● WRITTEN EXERCISE: Pick out all lines with the word "Create" from the records that follow.
========================================
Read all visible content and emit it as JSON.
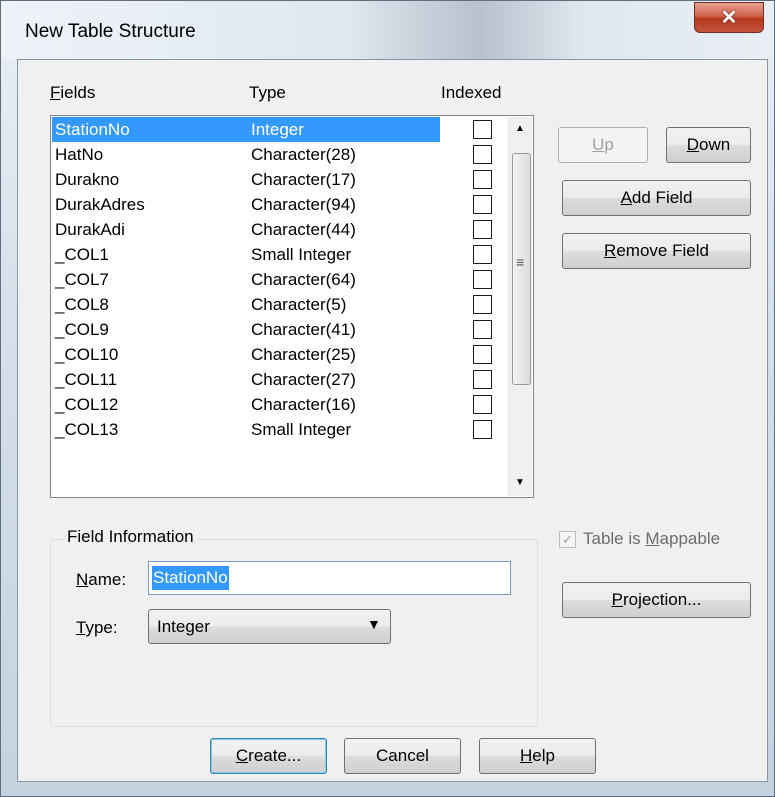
{
  "window": {
    "title": "New Table Structure",
    "close_glyph": "✕"
  },
  "list_headers": {
    "fields": "Fields",
    "type": "Type",
    "indexed": "Indexed"
  },
  "fields": [
    {
      "name": "StationNo",
      "type": "Integer",
      "indexed": false,
      "selected": true
    },
    {
      "name": "HatNo",
      "type": "Character(28)",
      "indexed": false
    },
    {
      "name": "Durakno",
      "type": "Character(17)",
      "indexed": false
    },
    {
      "name": "DurakAdres",
      "type": "Character(94)",
      "indexed": false
    },
    {
      "name": "DurakAdi",
      "type": "Character(44)",
      "indexed": false
    },
    {
      "name": "_COL1",
      "type": "Small Integer",
      "indexed": false
    },
    {
      "name": "_COL7",
      "type": "Character(64)",
      "indexed": false
    },
    {
      "name": "_COL8",
      "type": "Character(5)",
      "indexed": false
    },
    {
      "name": "_COL9",
      "type": "Character(41)",
      "indexed": false
    },
    {
      "name": "_COL10",
      "type": "Character(25)",
      "indexed": false
    },
    {
      "name": "_COL11",
      "type": "Character(27)",
      "indexed": false
    },
    {
      "name": "_COL12",
      "type": "Character(16)",
      "indexed": false
    },
    {
      "name": "_COL13",
      "type": "Small Integer",
      "indexed": false
    }
  ],
  "buttons": {
    "up": "Up",
    "down": "Down",
    "add_field": "Add Field",
    "remove_field": "Remove Field",
    "projection": "Projection...",
    "create": "Create...",
    "cancel": "Cancel",
    "help": "Help"
  },
  "field_info": {
    "legend": "Field Information",
    "name_label": "Name:",
    "name_value": "StationNo",
    "type_label": "Type:",
    "type_value": "Integer"
  },
  "mappable": {
    "label": "Table is Mappable",
    "checked": true,
    "enabled": false
  },
  "icons": {
    "scroll_up": "▲",
    "scroll_down": "▼",
    "scroll_grip": "≡",
    "combo_arrow": "▼",
    "check": "✓"
  }
}
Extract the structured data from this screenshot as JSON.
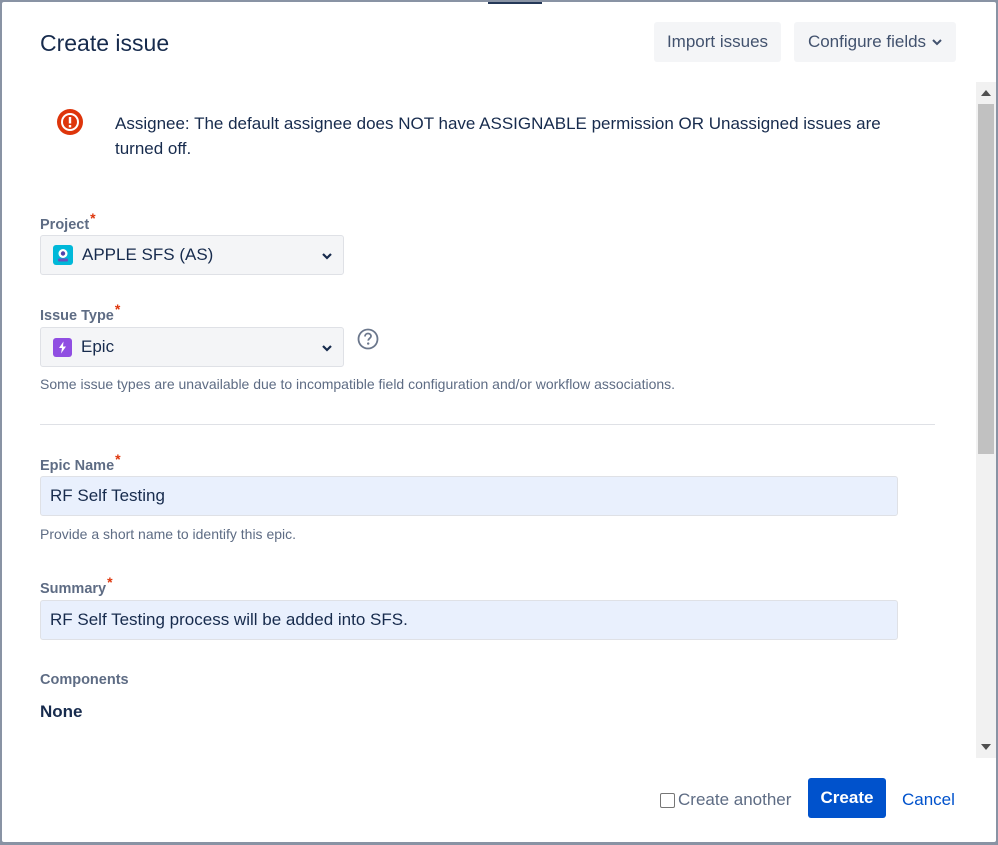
{
  "dialog": {
    "title": "Create issue",
    "import_label": "Import issues",
    "configure_label": "Configure fields"
  },
  "error": {
    "message": "Assignee: The default assignee does NOT have ASSIGNABLE permission OR Unassigned issues are turned off."
  },
  "fields": {
    "project": {
      "label": "Project",
      "value": "APPLE SFS (AS)"
    },
    "issue_type": {
      "label": "Issue Type",
      "value": "Epic",
      "note": "Some issue types are unavailable due to incompatible field configuration and/or workflow associations."
    },
    "epic_name": {
      "label": "Epic Name",
      "value": "RF Self Testing",
      "note": "Provide a short name to identify this epic."
    },
    "summary": {
      "label": "Summary",
      "value": "RF Self Testing process will be added into SFS."
    },
    "components": {
      "label": "Components",
      "value": "None"
    }
  },
  "required_marker": "*",
  "footer": {
    "create_another_label": "Create another",
    "create_label": "Create",
    "cancel_label": "Cancel"
  },
  "colors": {
    "primary": "#0052cc",
    "error": "#de350b",
    "epic": "#904ee2",
    "project": "#00b8d9"
  }
}
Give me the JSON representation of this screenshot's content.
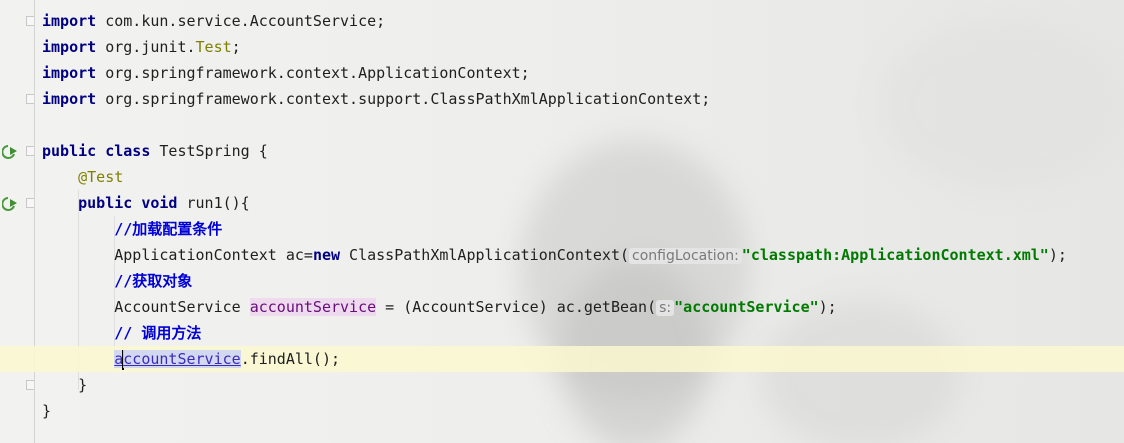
{
  "lines": [
    [
      {
        "t": "import",
        "c": "kw"
      },
      {
        "t": " com.kun.service.AccountService;",
        "c": "txt"
      }
    ],
    [
      {
        "t": "import",
        "c": "kw"
      },
      {
        "t": " org.junit.",
        "c": "txt"
      },
      {
        "t": "Test",
        "c": "ann"
      },
      {
        "t": ";",
        "c": "txt"
      }
    ],
    [
      {
        "t": "import",
        "c": "kw"
      },
      {
        "t": " org.springframework.context.ApplicationContext;",
        "c": "txt"
      }
    ],
    [
      {
        "t": "import",
        "c": "kw"
      },
      {
        "t": " org.springframework.context.support.ClassPathXmlApplicationContext;",
        "c": "txt"
      }
    ],
    [],
    [
      {
        "t": "public",
        "c": "kw"
      },
      {
        "t": " ",
        "c": "txt"
      },
      {
        "t": "class",
        "c": "kw"
      },
      {
        "t": " TestSpring {",
        "c": "txt"
      }
    ],
    [
      {
        "t": "    ",
        "c": "txt"
      },
      {
        "t": "@Test",
        "c": "ann"
      }
    ],
    [
      {
        "t": "    ",
        "c": "txt"
      },
      {
        "t": "public",
        "c": "kw"
      },
      {
        "t": " ",
        "c": "txt"
      },
      {
        "t": "void",
        "c": "kw"
      },
      {
        "t": " run1(){",
        "c": "txt"
      }
    ],
    [
      {
        "t": "        ",
        "c": "txt"
      },
      {
        "t": "//加载配置条件",
        "c": "cmt"
      }
    ],
    [
      {
        "t": "        ApplicationContext ac=",
        "c": "txt"
      },
      {
        "t": "new",
        "c": "kw"
      },
      {
        "t": " ClassPathXmlApplicationContext(",
        "c": "txt"
      },
      {
        "t": "configLocation:",
        "c": "hint"
      },
      {
        "t": "\"classpath:ApplicationContext.xml\"",
        "c": "str"
      },
      {
        "t": ");",
        "c": "txt"
      }
    ],
    [
      {
        "t": "        ",
        "c": "txt"
      },
      {
        "t": "//获取对象",
        "c": "cmt"
      }
    ],
    [
      {
        "t": "        AccountService ",
        "c": "txt"
      },
      {
        "t": "accountService",
        "c": "var"
      },
      {
        "t": " = (AccountService) ac.getBean(",
        "c": "txt"
      },
      {
        "t": "s:",
        "c": "hint"
      },
      {
        "t": "\"accountService\"",
        "c": "str"
      },
      {
        "t": ");",
        "c": "txt"
      }
    ],
    [
      {
        "t": "        ",
        "c": "txt"
      },
      {
        "t": "// 调用方法",
        "c": "cmt"
      }
    ],
    [
      {
        "t": "        ",
        "c": "txt"
      },
      {
        "t": "a",
        "c": "var-link"
      },
      {
        "t": "",
        "c": "caret"
      },
      {
        "t": "ccountService",
        "c": "var-link"
      },
      {
        "t": ".findAll();",
        "c": "txt"
      }
    ],
    [
      {
        "t": "    }",
        "c": "txt"
      }
    ],
    [
      {
        "t": "}",
        "c": "txt"
      }
    ]
  ],
  "current_line": 13,
  "gutter": {
    "run_icons": [
      5,
      7
    ],
    "fold_markers": [
      0,
      3,
      5,
      7,
      14
    ]
  },
  "icons": {
    "run": "run-gutter-icon",
    "fold": "fold-marker"
  },
  "colors": {
    "keyword": "#000080",
    "annotation": "#808000",
    "comment": "#0000d6",
    "string": "#007a00",
    "current_line": "#fcf8d0"
  }
}
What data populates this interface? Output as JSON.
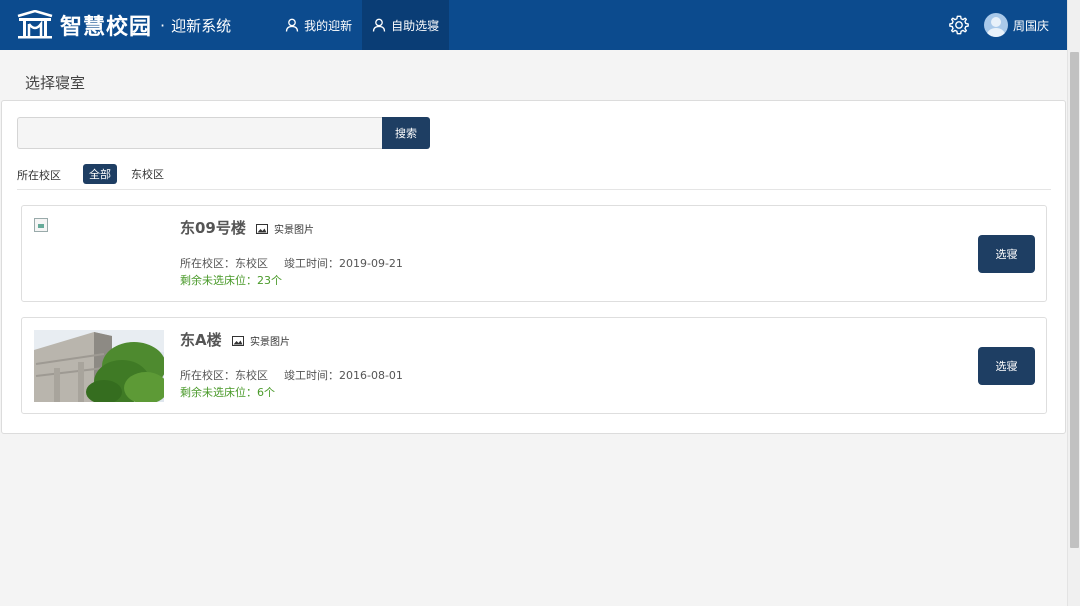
{
  "header": {
    "logo_title": "智慧校园",
    "logo_separator": "·",
    "logo_subtitle": "迎新系统",
    "brand_color": "#0c4b8e",
    "nav": [
      {
        "label": "我的迎新",
        "icon": "user-icon",
        "active": false
      },
      {
        "label": "自助选寝",
        "icon": "user-icon",
        "active": true
      }
    ],
    "settings_icon": "gear-icon",
    "user_name": "周国庆"
  },
  "page": {
    "title": "选择寝室"
  },
  "search": {
    "placeholder": "",
    "value": "",
    "button_label": "搜索"
  },
  "filter": {
    "label": "所在校区",
    "options": [
      {
        "label": "全部",
        "active": true
      },
      {
        "label": "东校区",
        "active": false
      }
    ]
  },
  "dorms": [
    {
      "name": "东09号楼",
      "photo_label": "实景图片",
      "campus_label": "所在校区：东校区",
      "completion_label": "竣工时间：2019-09-21",
      "beds_label": "剩余未选床位：23个",
      "has_image": false,
      "action_label": "选寝"
    },
    {
      "name": "东A楼",
      "photo_label": "实景图片",
      "campus_label": "所在校区：东校区",
      "completion_label": "竣工时间：2016-08-01",
      "beds_label": "剩余未选床位：6个",
      "has_image": true,
      "action_label": "选寝"
    }
  ],
  "colors": {
    "primary_button": "#1e3e63",
    "available_beds_text": "#4a9a2a"
  }
}
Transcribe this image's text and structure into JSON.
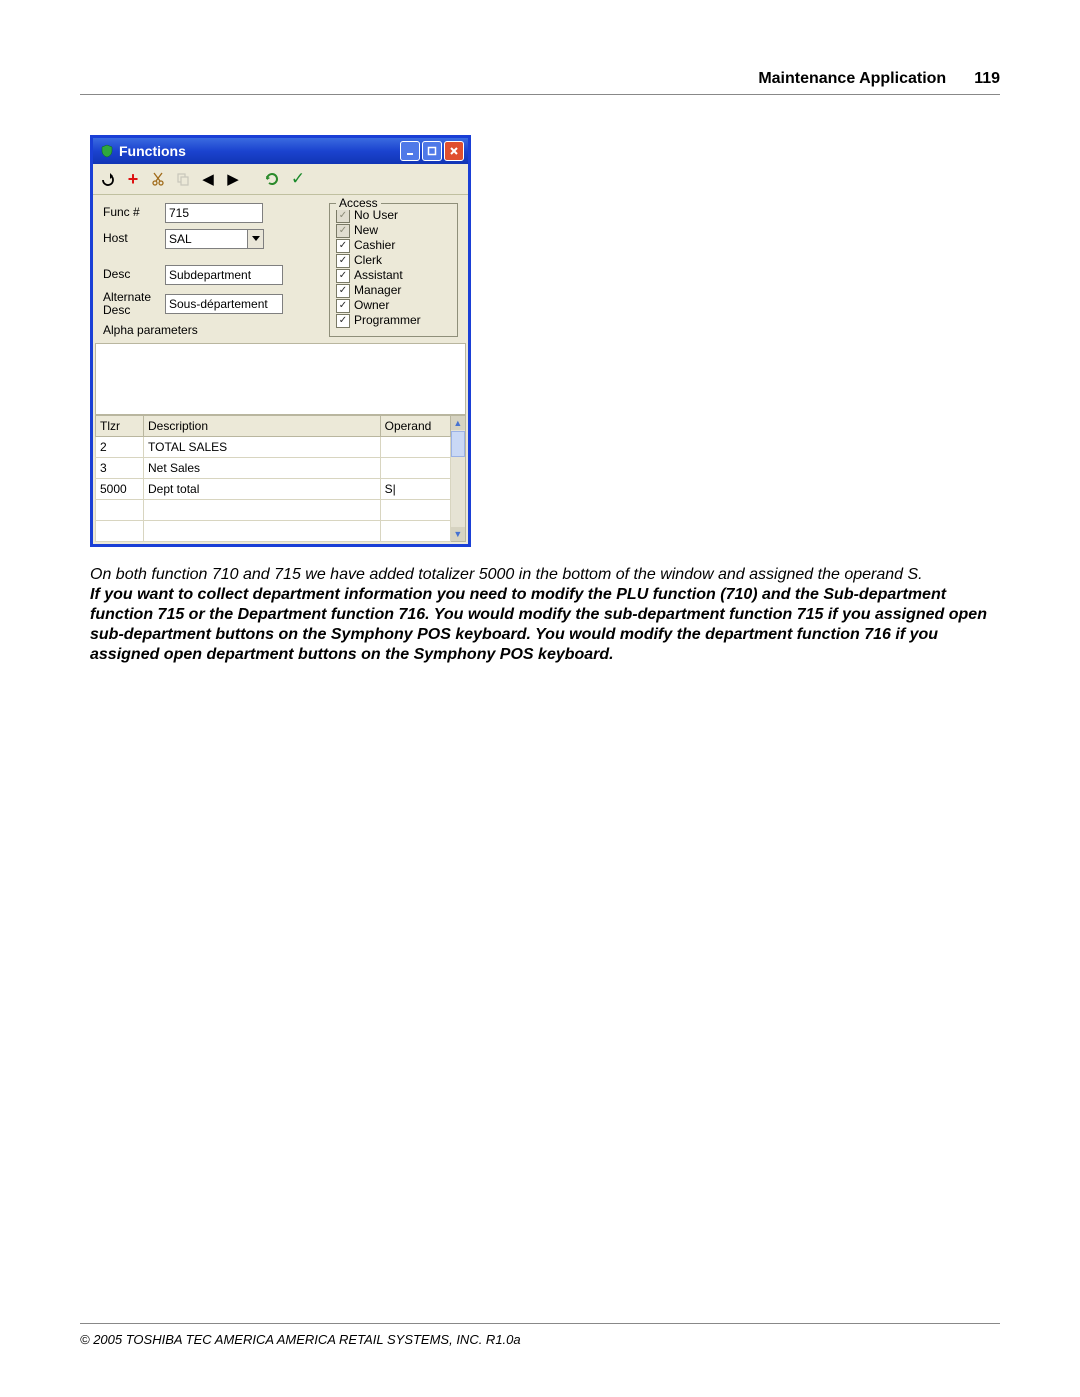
{
  "header": {
    "section": "Maintenance Application",
    "page_number": "119"
  },
  "window": {
    "title": "Functions",
    "toolbar_icons": [
      "undo",
      "add",
      "cut",
      "copy",
      "prev",
      "next",
      "refresh",
      "ok"
    ],
    "fields": {
      "func_label": "Func #",
      "func_value": "715",
      "host_label": "Host",
      "host_value": "SAL",
      "desc_label": "Desc",
      "desc_value": "Subdepartment",
      "altdesc_label": "Alternate\nDesc",
      "altdesc_value": "Sous-département",
      "alpha_label": "Alpha parameters"
    },
    "access": {
      "legend": "Access",
      "items": [
        {
          "label": "No User",
          "checked": true,
          "disabled": true
        },
        {
          "label": "New",
          "checked": true,
          "disabled": true
        },
        {
          "label": "Cashier",
          "checked": true,
          "disabled": false
        },
        {
          "label": "Clerk",
          "checked": true,
          "disabled": false
        },
        {
          "label": "Assistant",
          "checked": true,
          "disabled": false
        },
        {
          "label": "Manager",
          "checked": true,
          "disabled": false
        },
        {
          "label": "Owner",
          "checked": true,
          "disabled": false
        },
        {
          "label": "Programmer",
          "checked": true,
          "disabled": false
        }
      ]
    },
    "table": {
      "columns": [
        "Tlzr",
        "Description",
        "Operand"
      ],
      "rows": [
        {
          "tlzr": "2",
          "desc": "TOTAL SALES",
          "operand": ""
        },
        {
          "tlzr": "3",
          "desc": "Net Sales",
          "operand": ""
        },
        {
          "tlzr": "5000",
          "desc": "Dept total",
          "operand": "S|"
        },
        {
          "tlzr": "",
          "desc": "",
          "operand": ""
        },
        {
          "tlzr": "",
          "desc": "",
          "operand": ""
        }
      ]
    }
  },
  "body": {
    "caption": "On both function 710 and 715 we have added  totalizer 5000 in the bottom of the window and assigned the operand S.",
    "para2": "If you want to collect department information you need to modify the PLU function (710) and the Sub-department function 715 or the Department function 716. You would modify the sub-department function 715 if you assigned open sub-department buttons on the Symphony POS keyboard. You would modify the department function 716 if you assigned open department buttons on the Symphony POS keyboard."
  },
  "footer": "© 2005 TOSHIBA TEC AMERICA AMERICA RETAIL SYSTEMS, INC.   R1.0a"
}
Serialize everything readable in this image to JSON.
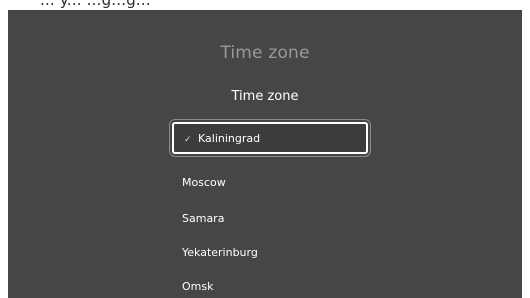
{
  "background_text": "... y... ...g...g...",
  "header": {
    "title": "Time zone"
  },
  "list": {
    "title": "Time zone",
    "items": [
      {
        "label": "Kaliningrad",
        "selected": true
      },
      {
        "label": "Moscow",
        "selected": false
      },
      {
        "label": "Samara",
        "selected": false
      },
      {
        "label": "Yekaterinburg",
        "selected": false
      },
      {
        "label": "Omsk",
        "selected": false
      }
    ]
  },
  "icons": {
    "selected_marker": "check-icon"
  },
  "colors": {
    "panel_background": "#464646",
    "selected_background": "#3c3c3c",
    "header_text": "#9a9a9a",
    "item_text": "#ffffff"
  }
}
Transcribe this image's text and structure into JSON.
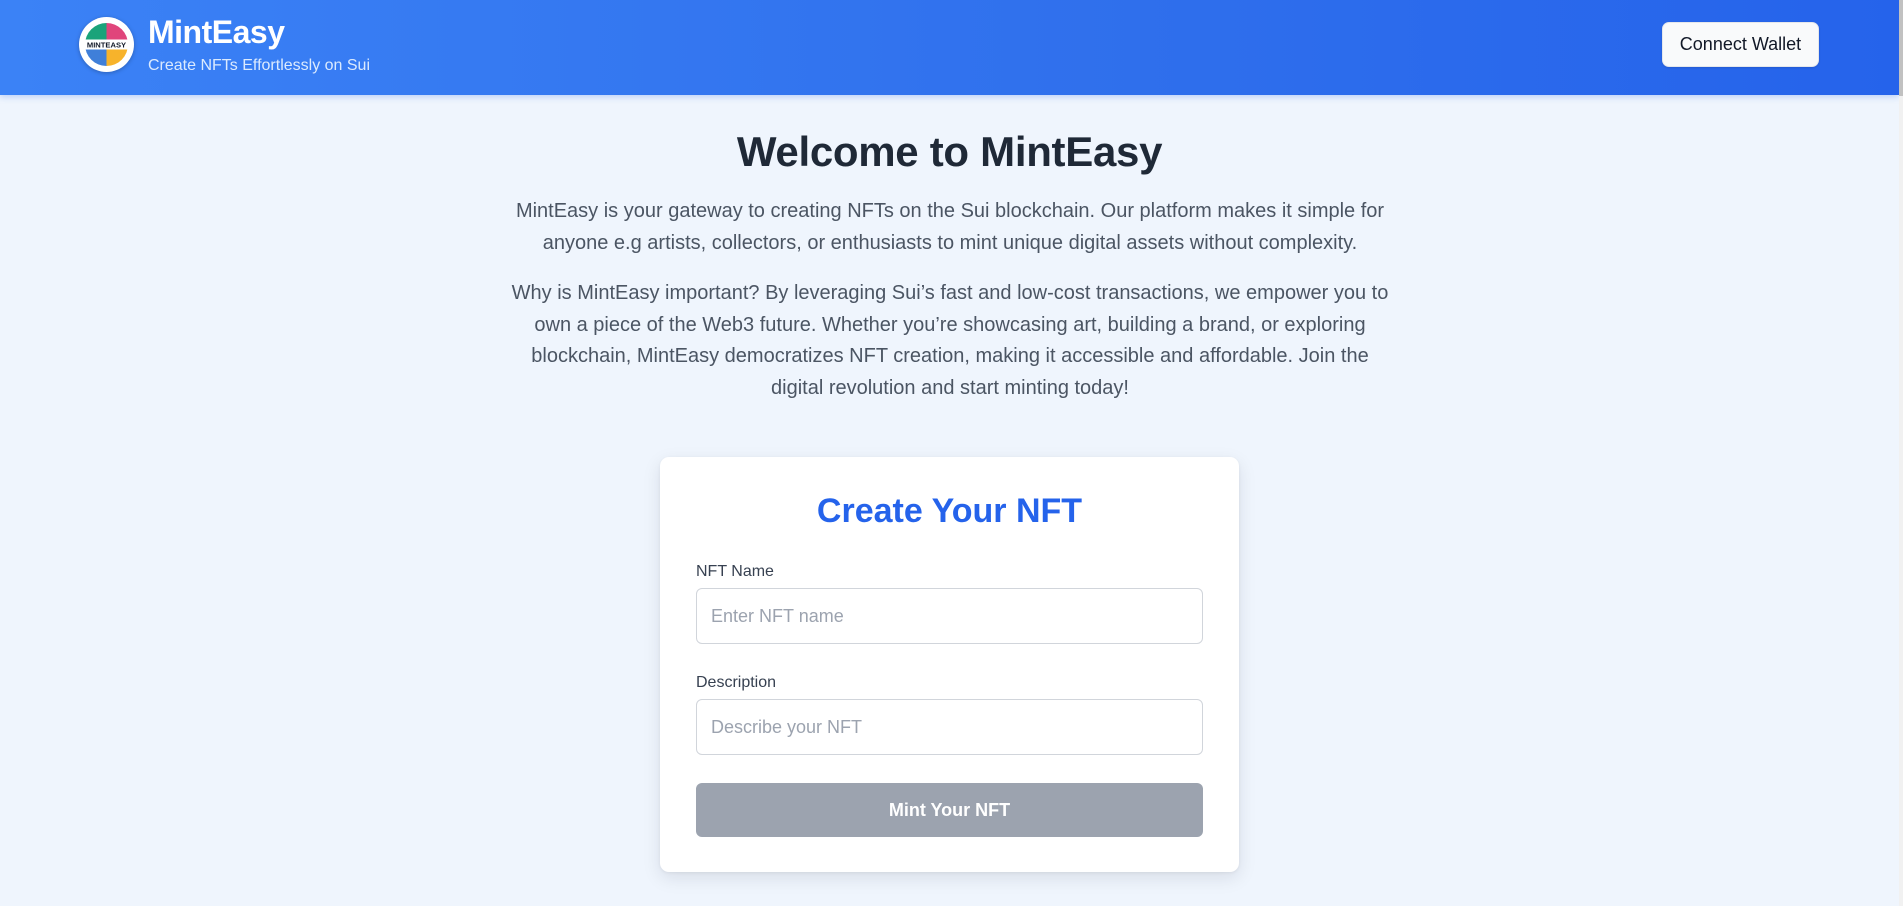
========================================
● FULL RESPONSE:
    "create": "Create...",
    "title": "Create issue",
    "create_another_label": "Create another",
    "create_label": "Create",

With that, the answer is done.